**Requirement:**
Copy out lines with the word "time" from the material that follows.

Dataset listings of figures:
####
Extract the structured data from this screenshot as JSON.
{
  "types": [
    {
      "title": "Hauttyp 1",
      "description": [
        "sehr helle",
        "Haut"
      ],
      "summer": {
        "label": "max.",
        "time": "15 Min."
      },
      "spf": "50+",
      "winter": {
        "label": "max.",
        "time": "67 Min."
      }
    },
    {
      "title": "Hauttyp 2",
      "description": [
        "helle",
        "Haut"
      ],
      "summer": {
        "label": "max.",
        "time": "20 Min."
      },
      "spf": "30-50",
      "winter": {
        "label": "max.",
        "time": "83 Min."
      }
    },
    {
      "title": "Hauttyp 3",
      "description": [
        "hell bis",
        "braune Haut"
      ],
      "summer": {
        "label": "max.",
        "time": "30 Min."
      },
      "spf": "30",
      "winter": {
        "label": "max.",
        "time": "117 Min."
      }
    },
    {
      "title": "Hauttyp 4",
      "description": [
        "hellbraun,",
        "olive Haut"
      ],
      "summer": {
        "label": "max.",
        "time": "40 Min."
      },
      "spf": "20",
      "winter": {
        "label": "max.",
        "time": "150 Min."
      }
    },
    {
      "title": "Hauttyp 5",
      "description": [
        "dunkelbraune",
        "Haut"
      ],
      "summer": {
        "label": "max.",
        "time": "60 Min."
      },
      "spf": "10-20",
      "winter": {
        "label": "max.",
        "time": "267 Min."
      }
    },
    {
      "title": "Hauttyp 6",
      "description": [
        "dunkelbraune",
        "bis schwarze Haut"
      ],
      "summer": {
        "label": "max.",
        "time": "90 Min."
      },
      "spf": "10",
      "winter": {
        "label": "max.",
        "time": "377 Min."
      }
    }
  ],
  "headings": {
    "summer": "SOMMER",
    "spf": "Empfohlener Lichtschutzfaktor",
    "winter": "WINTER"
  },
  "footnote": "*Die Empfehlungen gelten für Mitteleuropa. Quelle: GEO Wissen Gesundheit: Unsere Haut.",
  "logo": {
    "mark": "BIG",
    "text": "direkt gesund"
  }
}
####
**Response to this exercise:**
        "time": "15 Min."
        "time": "67 Min."
        "time": "20 Min."
        "time": "83 Min."
        "time": "30 Min."
        "time": "117 Min."
        "time": "40 Min."
        "time": "150 Min."
        "time": "60 Min."
        "time": "267 Min."
        "time": "90 Min."
        "time": "377 Min."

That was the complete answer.